GIVEN INSTRUCTION ::
Everything from the line containing "What's the underlying" through the last line of the data below is to be retyped exactly, apart from the pictures.

RECORDS FOR THE EXERCISE ::
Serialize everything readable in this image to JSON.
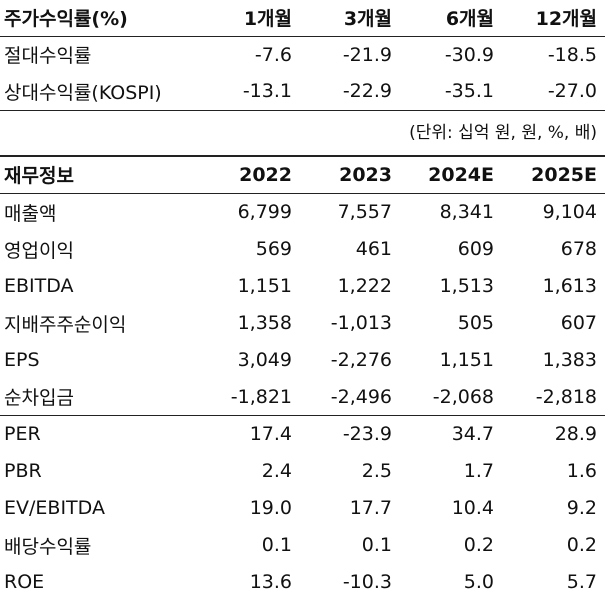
{
  "returns": {
    "header": [
      "주가수익률(%)",
      "1개월",
      "3개월",
      "6개월",
      "12개월"
    ],
    "rows": [
      {
        "label": "절대수익률",
        "values": [
          "-7.6",
          "-21.9",
          "-30.9",
          "-18.5"
        ]
      },
      {
        "label": "상대수익률(KOSPI)",
        "values": [
          "-13.1",
          "-22.9",
          "-35.1",
          "-27.0"
        ]
      }
    ]
  },
  "unit_note": "(단위: 십억 원, 원, %, 배)",
  "financials": {
    "header": [
      "재무정보",
      "2022",
      "2023",
      "2024E",
      "2025E"
    ],
    "rows": [
      {
        "label": "매출액",
        "values": [
          "6,799",
          "7,557",
          "8,341",
          "9,104"
        ]
      },
      {
        "label": "영업이익",
        "values": [
          "569",
          "461",
          "609",
          "678"
        ]
      },
      {
        "label": "EBITDA",
        "values": [
          "1,151",
          "1,222",
          "1,513",
          "1,613"
        ]
      },
      {
        "label": "지배주주순이익",
        "values": [
          "1,358",
          "-1,013",
          "505",
          "607"
        ]
      },
      {
        "label": "EPS",
        "values": [
          "3,049",
          "-2,276",
          "1,151",
          "1,383"
        ]
      },
      {
        "label": "순차입금",
        "values": [
          "-1,821",
          "-2,496",
          "-2,068",
          "-2,818"
        ]
      },
      {
        "label": "PER",
        "values": [
          "17.4",
          "-23.9",
          "34.7",
          "28.9"
        ]
      },
      {
        "label": "PBR",
        "values": [
          "2.4",
          "2.5",
          "1.7",
          "1.6"
        ]
      },
      {
        "label": "EV/EBITDA",
        "values": [
          "19.0",
          "17.7",
          "10.4",
          "9.2"
        ]
      },
      {
        "label": "배당수익률",
        "values": [
          "0.1",
          "0.1",
          "0.2",
          "0.2"
        ]
      },
      {
        "label": "ROE",
        "values": [
          "13.6",
          "-10.3",
          "5.0",
          "5.7"
        ]
      }
    ]
  }
}
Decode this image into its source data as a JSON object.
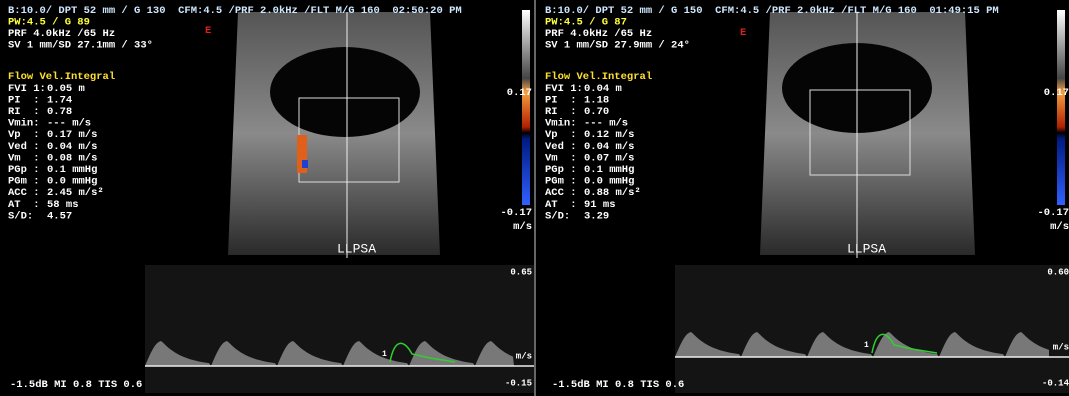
{
  "panels": [
    {
      "header": [
        "B:10.0/ DPT 52 mm / G 130  CFM:4.5 /PRF 2.0kHz /FLT M/G 160  02:50:20 PM",
        "PW:4.5 / G 89",
        "PRF 4.0kHz /65 Hz",
        "SV 1 mm/SD 27.1mm / 33°"
      ],
      "marker": "E",
      "section_title": "Flow Vel.Integral",
      "measurements": {
        "labels": [
          "FVI 1:",
          "PI  :",
          "RI  :",
          "Vmin:",
          "Vp  :",
          "Ved :",
          "Vm  :",
          "PGp :",
          "PGm :",
          "ACC :",
          "AT  :",
          "S/D:"
        ],
        "values": [
          "0.05 m",
          "1.74",
          "0.78",
          "--- m/s",
          "0.17 m/s",
          "0.04 m/s",
          "0.08 m/s",
          "0.1 mmHg",
          "0.0 mmHg",
          "2.45 m/s²",
          "58 ms",
          "4.57"
        ]
      },
      "color_scale": {
        "top": "0.17",
        "bottom": "-0.17",
        "unit": "m/s"
      },
      "image_label": "LLPSA",
      "doppler_scale": {
        "top": "0.65",
        "unit": "m/s",
        "bottom": "-0.15"
      },
      "cursor_label": "1",
      "footer": "-1.5dB MI 0.8 TIS 0.6"
    },
    {
      "header": [
        "B:10.0/ DPT 52 mm / G 150  CFM:4.5 /PRF 2.0kHz /FLT M/G 160  01:49:15 PM",
        "PW:4.5 / G 87",
        "PRF 4.0kHz /65 Hz",
        "SV 1 mm/SD 27.9mm / 24°"
      ],
      "marker": "E",
      "section_title": "Flow Vel.Integral",
      "measurements": {
        "labels": [
          "FVI 1:",
          "PI  :",
          "RI  :",
          "Vmin:",
          "Vp  :",
          "Ved :",
          "Vm  :",
          "PGp :",
          "PGm :",
          "ACC :",
          "AT  :",
          "S/D:"
        ],
        "values": [
          "0.04 m",
          "1.18",
          "0.70",
          "--- m/s",
          "0.12 m/s",
          "0.04 m/s",
          "0.07 m/s",
          "0.1 mmHg",
          "0.0 mmHg",
          "0.88 m/s²",
          "91 ms",
          "3.29"
        ]
      },
      "color_scale": {
        "top": "0.17",
        "bottom": "-0.17",
        "unit": "m/s"
      },
      "image_label": "LLPSA",
      "doppler_scale": {
        "top": "0.60",
        "unit": "m/s",
        "bottom": "-0.14"
      },
      "cursor_label": "1",
      "footer": "-1.5dB MI 0.8 TIS 0.6"
    }
  ]
}
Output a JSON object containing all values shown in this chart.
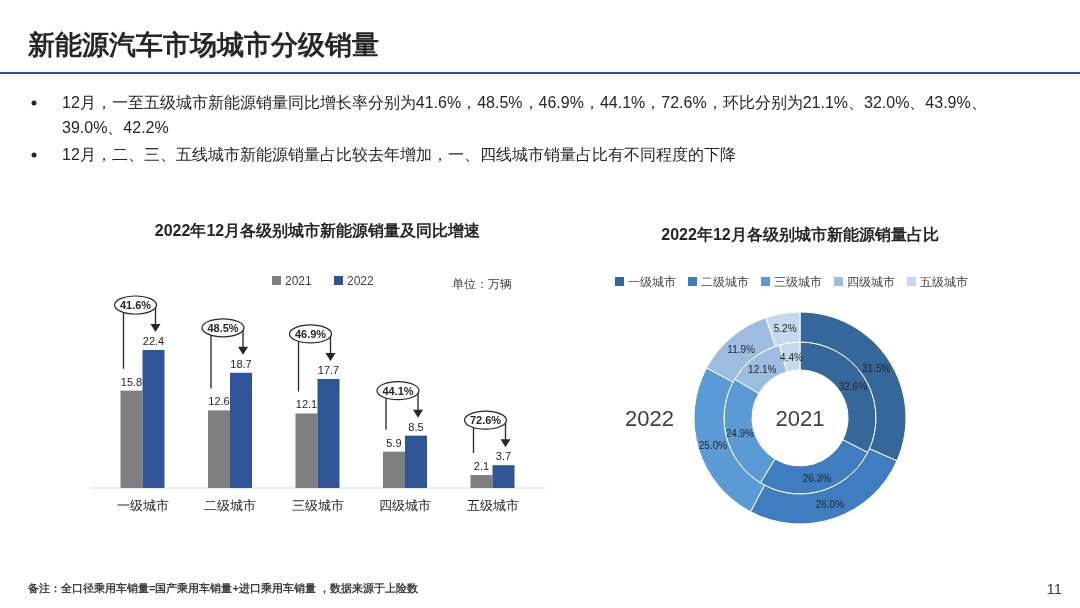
{
  "chart_data": [
    {
      "type": "other",
      "title": "新能源汽车市场城市分级销量",
      "annotations": [
        "12月，一至五级城市新能源销量同比增长率分别为41.6%，48.5%，46.9%，44.1%，72.6%，环比分别为21.1%、32.0%、43.9%、39.0%、42.2%",
        "12月，二、三、五线城市新能源销量占比较去年增加，一、四线城市销量占比有不同程度的下降",
        "备注：全口径乘用车销量=国产乘用车销量+进口乘用车销量 ，数据来源于上险数",
        "11"
      ]
    },
    {
      "type": "bar",
      "title": "2022年12月各级别城市新能源销量及同比增速",
      "categories": [
        "一级城市",
        "二级城市",
        "三级城市",
        "四级城市",
        "五级城市"
      ],
      "series": [
        {
          "name": "2021",
          "color": "#7f7f7f",
          "values": [
            15.8,
            12.6,
            12.1,
            5.9,
            2.1
          ]
        },
        {
          "name": "2022",
          "color": "#2f5597",
          "values": [
            22.4,
            18.7,
            17.7,
            8.5,
            3.7
          ]
        }
      ],
      "data_labels": true,
      "legend": "top",
      "annotations": [
        "单位：万辆",
        "41.6%",
        "48.5%",
        "46.9%",
        "44.1%",
        "72.6%"
      ]
    },
    {
      "type": "donut",
      "title": "2022年12月各级别城市新能源销量占比",
      "categories": [
        "一级城市",
        "二级城市",
        "三级城市",
        "四级城市",
        "五级城市"
      ],
      "colors": [
        "#35679a",
        "#3f7cc0",
        "#5b9bd5",
        "#9dbde0",
        "#c6d8ee"
      ],
      "series": [
        {
          "name": "2021",
          "values": [
            32.6,
            26.3,
            24.9,
            12.1,
            4.4
          ],
          "value_labels": [
            "32.6%",
            "26.3%",
            "24.9%",
            "12.1%",
            "4.4%"
          ]
        },
        {
          "name": "2022",
          "values": [
            31.5,
            26.0,
            25.0,
            11.9,
            5.2
          ],
          "value_labels": [
            "31.5%",
            "26.0%",
            "25.0%",
            "11.9%",
            "5.2%"
          ]
        }
      ],
      "legend": "top"
    }
  ]
}
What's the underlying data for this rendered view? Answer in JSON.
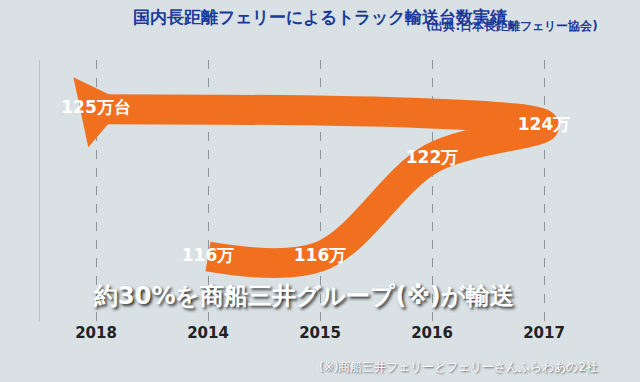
{
  "chart_data": {
    "type": "line",
    "title": "国内長距離フェリーによるトラック輸送台数実績",
    "subtitle": "(出典:日本長距離フェリー協会)",
    "categories": [
      "2014",
      "2015",
      "2016",
      "2017",
      "2018"
    ],
    "values": [
      116,
      116,
      122,
      124,
      125
    ],
    "value_labels": [
      "116万",
      "116万",
      "122万",
      "124万",
      "125万台"
    ],
    "color": "#f07020",
    "ylim": [
      112,
      128
    ],
    "grid": true,
    "data_labels": true,
    "tick_labels": "x",
    "marker": "arrow",
    "annotations": [
      "約30%を商船三井グループ(※)が輸送",
      "(※)商船三井フェリーとフェリーさんふらわあの2社"
    ]
  }
}
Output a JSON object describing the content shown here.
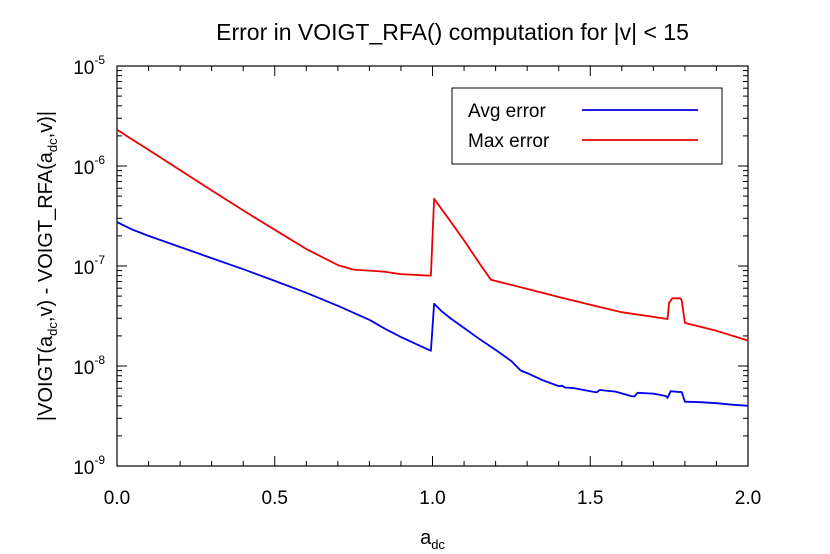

CORRECT OUTPUT ::
What's the underlying data for this rendered view? Answer in JSON.
{
  "chart_data": {
    "type": "line",
    "title": "国内長距離フェリーによるトラック輸送台数実績",
    "subtitle": "(出典:日本長距離フェリー協会)",
    "categories": [
      "2014",
      "2015",
      "2016",
      "2017",
      "2018"
    ],
    "values": [
      116,
      116,
      122,
      124,
      125
    ],
    "value_labels": [
      "116万",
      "116万",
      "122万",
      "124万",
      "125万台"
    ],
    "color": "#f07020",
    "ylim": [
      112,
      128
    ],
    "grid": true,
    "data_labels": true,
    "tick_labels": "x",
    "marker": "arrow",
    "annotations": [
      "約30%を商船三井グループ(※)が輸送",
      "(※)商船三井フェリーとフェリーさんふらわあの2社"
    ]
  }
}
Output a JSON object describing the content shown here.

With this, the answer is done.